Supplied records:
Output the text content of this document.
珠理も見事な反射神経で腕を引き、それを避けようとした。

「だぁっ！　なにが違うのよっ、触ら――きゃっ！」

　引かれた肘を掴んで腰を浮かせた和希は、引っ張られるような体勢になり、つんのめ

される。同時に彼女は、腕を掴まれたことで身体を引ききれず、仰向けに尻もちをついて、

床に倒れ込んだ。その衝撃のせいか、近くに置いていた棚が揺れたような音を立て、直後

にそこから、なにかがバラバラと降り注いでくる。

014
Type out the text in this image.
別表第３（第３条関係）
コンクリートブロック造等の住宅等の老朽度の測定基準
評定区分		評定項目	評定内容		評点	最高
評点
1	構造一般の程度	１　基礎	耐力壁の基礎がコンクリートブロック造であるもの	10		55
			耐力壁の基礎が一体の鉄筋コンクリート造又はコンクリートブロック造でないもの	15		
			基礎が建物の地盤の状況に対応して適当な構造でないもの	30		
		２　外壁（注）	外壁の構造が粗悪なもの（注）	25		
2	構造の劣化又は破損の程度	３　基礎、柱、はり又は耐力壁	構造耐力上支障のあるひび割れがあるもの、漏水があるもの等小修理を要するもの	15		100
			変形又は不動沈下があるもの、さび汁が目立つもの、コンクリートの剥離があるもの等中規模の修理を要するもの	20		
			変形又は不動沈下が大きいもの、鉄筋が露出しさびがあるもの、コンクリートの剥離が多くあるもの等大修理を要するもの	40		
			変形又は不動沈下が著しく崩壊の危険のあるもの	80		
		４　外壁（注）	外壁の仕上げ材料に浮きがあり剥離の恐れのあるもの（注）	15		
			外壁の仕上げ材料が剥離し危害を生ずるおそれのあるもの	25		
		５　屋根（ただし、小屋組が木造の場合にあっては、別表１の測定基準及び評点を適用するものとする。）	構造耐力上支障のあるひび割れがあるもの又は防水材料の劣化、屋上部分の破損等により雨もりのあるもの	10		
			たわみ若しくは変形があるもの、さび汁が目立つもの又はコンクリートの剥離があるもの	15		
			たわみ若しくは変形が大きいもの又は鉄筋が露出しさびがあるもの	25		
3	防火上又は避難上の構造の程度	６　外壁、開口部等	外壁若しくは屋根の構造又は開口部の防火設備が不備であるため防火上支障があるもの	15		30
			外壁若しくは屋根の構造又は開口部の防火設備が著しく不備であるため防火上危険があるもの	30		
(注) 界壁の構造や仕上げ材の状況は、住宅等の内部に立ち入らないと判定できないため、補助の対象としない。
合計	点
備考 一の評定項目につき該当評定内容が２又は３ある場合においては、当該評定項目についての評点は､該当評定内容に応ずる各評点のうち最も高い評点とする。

Required work: Say how many lines include the word "text"; reply with the number alone.

Result below: 2